━━━ AVAILABLE RECORDS ━━━

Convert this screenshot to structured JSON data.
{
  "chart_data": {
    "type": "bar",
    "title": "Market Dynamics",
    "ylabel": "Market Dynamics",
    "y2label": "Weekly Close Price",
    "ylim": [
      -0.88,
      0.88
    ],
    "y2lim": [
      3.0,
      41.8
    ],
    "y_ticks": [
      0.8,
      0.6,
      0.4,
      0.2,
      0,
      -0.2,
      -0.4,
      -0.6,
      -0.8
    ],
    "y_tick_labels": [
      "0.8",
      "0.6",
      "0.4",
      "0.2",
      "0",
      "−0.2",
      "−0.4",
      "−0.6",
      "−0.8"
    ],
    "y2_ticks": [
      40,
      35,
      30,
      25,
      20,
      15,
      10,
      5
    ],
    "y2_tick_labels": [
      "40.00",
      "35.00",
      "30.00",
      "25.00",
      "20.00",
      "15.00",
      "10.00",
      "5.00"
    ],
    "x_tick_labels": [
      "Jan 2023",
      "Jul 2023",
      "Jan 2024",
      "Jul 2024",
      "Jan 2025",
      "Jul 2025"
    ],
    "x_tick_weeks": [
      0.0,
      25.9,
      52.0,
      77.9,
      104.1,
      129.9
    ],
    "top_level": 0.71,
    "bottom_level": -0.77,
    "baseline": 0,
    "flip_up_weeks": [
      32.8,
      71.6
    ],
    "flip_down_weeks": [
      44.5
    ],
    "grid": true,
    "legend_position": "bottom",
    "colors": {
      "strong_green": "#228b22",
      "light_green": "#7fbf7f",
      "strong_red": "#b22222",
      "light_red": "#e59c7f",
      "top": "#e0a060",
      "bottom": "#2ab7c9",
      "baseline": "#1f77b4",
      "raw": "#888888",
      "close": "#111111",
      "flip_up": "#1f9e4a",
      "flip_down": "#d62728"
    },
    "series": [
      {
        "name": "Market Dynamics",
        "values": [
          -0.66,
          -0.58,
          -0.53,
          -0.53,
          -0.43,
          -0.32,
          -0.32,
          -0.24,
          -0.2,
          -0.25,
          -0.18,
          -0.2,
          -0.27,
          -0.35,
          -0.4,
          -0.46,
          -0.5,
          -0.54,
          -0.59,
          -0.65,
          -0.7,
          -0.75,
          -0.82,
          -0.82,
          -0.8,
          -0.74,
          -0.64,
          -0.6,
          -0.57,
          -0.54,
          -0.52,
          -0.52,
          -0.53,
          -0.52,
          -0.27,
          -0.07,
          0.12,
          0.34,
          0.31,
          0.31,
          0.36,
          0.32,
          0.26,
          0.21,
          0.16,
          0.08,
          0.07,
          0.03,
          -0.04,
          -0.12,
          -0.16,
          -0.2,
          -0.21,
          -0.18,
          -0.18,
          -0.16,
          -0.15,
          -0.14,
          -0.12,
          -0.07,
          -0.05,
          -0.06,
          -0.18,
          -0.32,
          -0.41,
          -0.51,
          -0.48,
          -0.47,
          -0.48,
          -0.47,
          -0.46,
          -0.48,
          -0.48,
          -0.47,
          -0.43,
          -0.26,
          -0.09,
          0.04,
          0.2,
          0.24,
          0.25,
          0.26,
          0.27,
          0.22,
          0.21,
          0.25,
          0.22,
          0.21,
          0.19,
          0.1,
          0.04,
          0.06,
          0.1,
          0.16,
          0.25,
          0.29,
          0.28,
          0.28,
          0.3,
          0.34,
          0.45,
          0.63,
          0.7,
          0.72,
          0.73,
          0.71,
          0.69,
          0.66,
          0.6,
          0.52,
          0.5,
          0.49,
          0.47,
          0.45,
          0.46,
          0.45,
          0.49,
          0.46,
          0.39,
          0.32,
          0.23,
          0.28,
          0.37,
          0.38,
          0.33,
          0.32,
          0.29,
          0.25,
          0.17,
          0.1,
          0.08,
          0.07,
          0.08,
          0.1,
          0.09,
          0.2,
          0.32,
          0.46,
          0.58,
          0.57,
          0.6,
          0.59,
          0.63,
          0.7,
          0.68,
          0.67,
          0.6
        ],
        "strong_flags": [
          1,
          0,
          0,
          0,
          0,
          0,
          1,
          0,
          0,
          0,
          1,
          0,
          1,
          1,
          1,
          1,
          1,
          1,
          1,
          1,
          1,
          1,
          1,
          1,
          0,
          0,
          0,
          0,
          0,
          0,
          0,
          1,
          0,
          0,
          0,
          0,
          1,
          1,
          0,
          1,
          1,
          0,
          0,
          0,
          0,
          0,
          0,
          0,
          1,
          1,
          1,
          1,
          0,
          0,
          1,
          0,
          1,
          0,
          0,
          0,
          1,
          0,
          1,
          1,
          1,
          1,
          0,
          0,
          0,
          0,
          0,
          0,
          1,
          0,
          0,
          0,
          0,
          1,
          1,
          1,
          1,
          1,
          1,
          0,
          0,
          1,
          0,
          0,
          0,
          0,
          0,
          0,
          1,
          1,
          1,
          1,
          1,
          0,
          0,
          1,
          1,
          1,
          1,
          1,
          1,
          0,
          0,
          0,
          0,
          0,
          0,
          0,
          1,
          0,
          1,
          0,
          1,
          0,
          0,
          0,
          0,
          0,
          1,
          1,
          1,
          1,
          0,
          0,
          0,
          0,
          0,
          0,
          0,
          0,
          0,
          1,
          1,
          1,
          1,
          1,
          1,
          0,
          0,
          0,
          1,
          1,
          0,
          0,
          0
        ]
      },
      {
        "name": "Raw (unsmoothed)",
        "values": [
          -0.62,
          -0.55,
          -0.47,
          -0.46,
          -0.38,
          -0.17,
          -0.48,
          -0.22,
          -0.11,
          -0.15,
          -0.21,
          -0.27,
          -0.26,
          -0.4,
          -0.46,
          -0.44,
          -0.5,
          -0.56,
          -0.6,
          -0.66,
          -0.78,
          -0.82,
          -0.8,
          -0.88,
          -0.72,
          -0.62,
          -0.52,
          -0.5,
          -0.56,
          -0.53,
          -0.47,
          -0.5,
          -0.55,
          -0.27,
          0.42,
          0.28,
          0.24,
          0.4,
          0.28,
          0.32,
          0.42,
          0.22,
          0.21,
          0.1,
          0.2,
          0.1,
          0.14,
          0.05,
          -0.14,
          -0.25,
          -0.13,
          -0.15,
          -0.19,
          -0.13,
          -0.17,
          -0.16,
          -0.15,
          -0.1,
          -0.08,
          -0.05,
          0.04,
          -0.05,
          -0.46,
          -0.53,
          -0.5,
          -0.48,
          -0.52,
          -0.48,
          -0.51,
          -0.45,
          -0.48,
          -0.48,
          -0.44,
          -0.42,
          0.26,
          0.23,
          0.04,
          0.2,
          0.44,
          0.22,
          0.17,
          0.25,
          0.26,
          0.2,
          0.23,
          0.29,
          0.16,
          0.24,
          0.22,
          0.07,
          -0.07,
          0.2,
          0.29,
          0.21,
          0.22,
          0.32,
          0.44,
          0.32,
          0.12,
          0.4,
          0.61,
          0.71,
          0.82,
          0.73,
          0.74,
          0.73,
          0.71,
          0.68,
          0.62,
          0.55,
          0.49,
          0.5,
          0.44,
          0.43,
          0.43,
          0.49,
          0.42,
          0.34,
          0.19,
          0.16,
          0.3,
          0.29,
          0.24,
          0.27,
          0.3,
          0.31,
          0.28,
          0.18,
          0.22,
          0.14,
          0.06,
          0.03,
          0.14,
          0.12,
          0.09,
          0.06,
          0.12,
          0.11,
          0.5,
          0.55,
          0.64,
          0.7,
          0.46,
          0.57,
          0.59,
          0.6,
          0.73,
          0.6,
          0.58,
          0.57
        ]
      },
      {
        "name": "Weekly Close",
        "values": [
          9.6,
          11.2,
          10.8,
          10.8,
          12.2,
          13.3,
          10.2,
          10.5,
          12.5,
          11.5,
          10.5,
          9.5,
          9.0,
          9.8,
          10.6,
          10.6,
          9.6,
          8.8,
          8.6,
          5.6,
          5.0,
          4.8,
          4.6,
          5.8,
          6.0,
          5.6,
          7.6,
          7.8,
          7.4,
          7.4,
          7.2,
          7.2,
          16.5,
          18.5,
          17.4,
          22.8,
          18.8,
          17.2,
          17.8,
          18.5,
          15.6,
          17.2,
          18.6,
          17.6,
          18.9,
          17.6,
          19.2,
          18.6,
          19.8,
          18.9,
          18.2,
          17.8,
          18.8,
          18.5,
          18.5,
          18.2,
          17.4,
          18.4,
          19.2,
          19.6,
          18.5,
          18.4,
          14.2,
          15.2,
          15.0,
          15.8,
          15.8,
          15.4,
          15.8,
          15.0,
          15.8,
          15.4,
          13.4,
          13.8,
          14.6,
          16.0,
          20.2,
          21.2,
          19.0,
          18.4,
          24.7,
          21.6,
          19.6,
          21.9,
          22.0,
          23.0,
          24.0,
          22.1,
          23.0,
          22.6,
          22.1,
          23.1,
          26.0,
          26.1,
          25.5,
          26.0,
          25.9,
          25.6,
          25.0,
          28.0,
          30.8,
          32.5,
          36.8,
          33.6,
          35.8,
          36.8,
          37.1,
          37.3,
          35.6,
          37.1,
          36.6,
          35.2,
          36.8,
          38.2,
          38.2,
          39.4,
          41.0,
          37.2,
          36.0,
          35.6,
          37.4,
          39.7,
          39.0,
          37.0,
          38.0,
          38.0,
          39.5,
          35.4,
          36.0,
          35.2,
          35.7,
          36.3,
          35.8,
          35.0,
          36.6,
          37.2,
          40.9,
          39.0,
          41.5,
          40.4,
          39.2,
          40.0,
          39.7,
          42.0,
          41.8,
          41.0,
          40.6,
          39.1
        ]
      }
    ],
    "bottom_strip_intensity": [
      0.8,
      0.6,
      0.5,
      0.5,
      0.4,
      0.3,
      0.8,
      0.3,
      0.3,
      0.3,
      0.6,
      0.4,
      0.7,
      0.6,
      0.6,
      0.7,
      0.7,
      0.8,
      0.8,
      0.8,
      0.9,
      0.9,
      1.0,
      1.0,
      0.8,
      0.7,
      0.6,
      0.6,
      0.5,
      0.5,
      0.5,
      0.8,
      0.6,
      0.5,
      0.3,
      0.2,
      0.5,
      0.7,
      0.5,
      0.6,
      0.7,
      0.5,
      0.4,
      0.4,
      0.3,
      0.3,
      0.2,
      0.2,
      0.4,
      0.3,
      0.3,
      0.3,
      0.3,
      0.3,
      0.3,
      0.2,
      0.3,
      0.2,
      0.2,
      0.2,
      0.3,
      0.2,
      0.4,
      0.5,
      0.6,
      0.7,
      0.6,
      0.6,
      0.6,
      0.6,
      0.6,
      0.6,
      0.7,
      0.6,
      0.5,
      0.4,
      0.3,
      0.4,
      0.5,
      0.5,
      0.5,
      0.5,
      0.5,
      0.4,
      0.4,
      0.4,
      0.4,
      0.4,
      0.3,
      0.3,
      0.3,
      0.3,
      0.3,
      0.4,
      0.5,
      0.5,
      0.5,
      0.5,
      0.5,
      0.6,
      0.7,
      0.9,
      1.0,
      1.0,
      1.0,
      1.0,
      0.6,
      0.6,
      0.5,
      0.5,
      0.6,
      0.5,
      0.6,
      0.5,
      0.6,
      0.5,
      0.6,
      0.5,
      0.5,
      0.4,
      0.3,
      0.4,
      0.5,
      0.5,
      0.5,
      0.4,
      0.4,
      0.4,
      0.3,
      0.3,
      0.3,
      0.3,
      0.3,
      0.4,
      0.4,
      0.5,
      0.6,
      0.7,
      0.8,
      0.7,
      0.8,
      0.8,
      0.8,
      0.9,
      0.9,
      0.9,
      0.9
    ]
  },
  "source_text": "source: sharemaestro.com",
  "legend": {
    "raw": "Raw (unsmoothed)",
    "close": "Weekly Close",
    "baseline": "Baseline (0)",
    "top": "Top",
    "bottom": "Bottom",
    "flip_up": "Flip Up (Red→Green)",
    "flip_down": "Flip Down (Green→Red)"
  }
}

━━━

- **BRIEF**:
Look through the data and gather every line with the string "Dynamics" in it.

- **REPLY**:
    "title": "Market Dynamics",
    "ylabel": "Market Dynamics",
        "name": "Market Dynamics",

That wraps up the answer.